» **Supplied records**:
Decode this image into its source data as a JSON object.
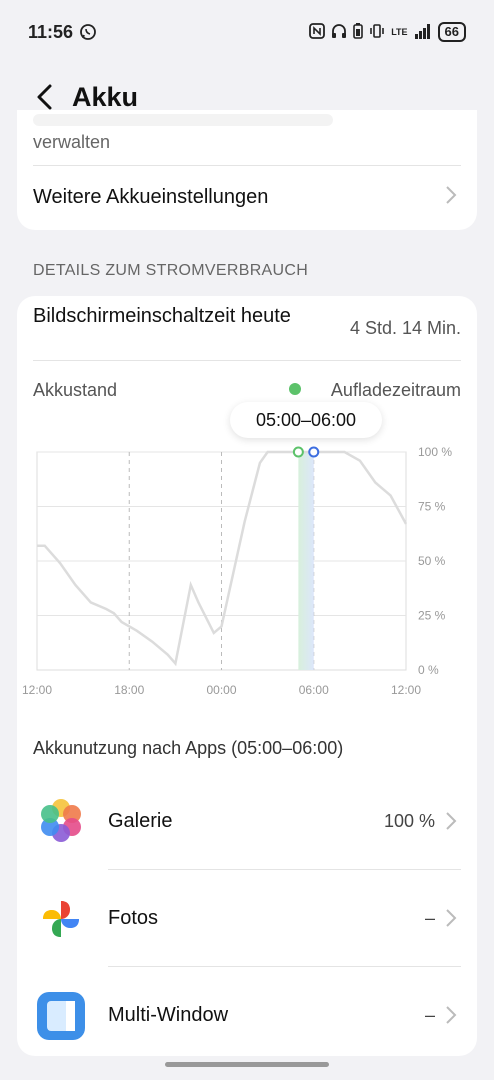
{
  "status": {
    "time": "11:56",
    "lte": "LTE",
    "battery": "66"
  },
  "header": {
    "title": "Akku"
  },
  "settings": {
    "partial_text": "verwalten",
    "more_settings": "Weitere Akkueinstellungen"
  },
  "section": {
    "title": "DETAILS ZUM STROMVERBRAUCH"
  },
  "screen_time": {
    "label": "Bildschirmeinschaltzeit heute",
    "value": "4 Std. 14 Min."
  },
  "battery_chart": {
    "label": "Akkustand",
    "legend": "Aufladezeitraum",
    "tooltip": "05:00–06:00",
    "charging_color": "#5cc26a",
    "selected_color": "#3d6ee0"
  },
  "chart_data": {
    "type": "line",
    "x_labels": [
      "12:00",
      "18:00",
      "00:00",
      "06:00",
      "12:00"
    ],
    "y_labels": [
      "100 %",
      "75 %",
      "50 %",
      "25 %",
      "0 %"
    ],
    "ylim": [
      0,
      100
    ],
    "grid": true,
    "series": [
      {
        "values": [
          {
            "t": 0,
            "v": 57
          },
          {
            "t": 0.5,
            "v": 57
          },
          {
            "t": 1.5,
            "v": 49
          },
          {
            "t": 2.5,
            "v": 39
          },
          {
            "t": 3.5,
            "v": 31
          },
          {
            "t": 4.5,
            "v": 28
          },
          {
            "t": 5.0,
            "v": 26
          },
          {
            "t": 5.5,
            "v": 22
          },
          {
            "t": 6.5,
            "v": 18
          },
          {
            "t": 7.5,
            "v": 13
          },
          {
            "t": 8.5,
            "v": 7
          },
          {
            "t": 9.0,
            "v": 3
          },
          {
            "t": 10.0,
            "v": 39
          },
          {
            "t": 10.5,
            "v": 31
          },
          {
            "t": 11.5,
            "v": 17
          },
          {
            "t": 12.0,
            "v": 20
          },
          {
            "t": 13.5,
            "v": 68
          },
          {
            "t": 14.5,
            "v": 95
          },
          {
            "t": 15.0,
            "v": 100
          },
          {
            "t": 18.0,
            "v": 100
          },
          {
            "t": 19.0,
            "v": 100
          },
          {
            "t": 20.0,
            "v": 100
          },
          {
            "t": 21.0,
            "v": 96
          },
          {
            "t": 22.0,
            "v": 86
          },
          {
            "t": 23.0,
            "v": 80
          },
          {
            "t": 24.0,
            "v": 67
          }
        ]
      }
    ],
    "highlight": {
      "from": 17,
      "to": 18
    }
  },
  "apps_section": {
    "title": "Akkunutzung nach Apps (05:00–06:00)"
  },
  "apps": [
    {
      "name": "Galerie",
      "value": "100 %",
      "icon": "gallery-icon"
    },
    {
      "name": "Fotos",
      "value": "–",
      "icon": "photos-icon"
    },
    {
      "name": "Multi-Window",
      "value": "–",
      "icon": "multi-window-icon"
    }
  ]
}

» **Aim of the exercise**: Read through the data and copy every line where "icon" shows up.

» **Output for this exercise**:
      "icon": "gallery-icon"
      "icon": "photos-icon"
      "icon": "multi-window-icon"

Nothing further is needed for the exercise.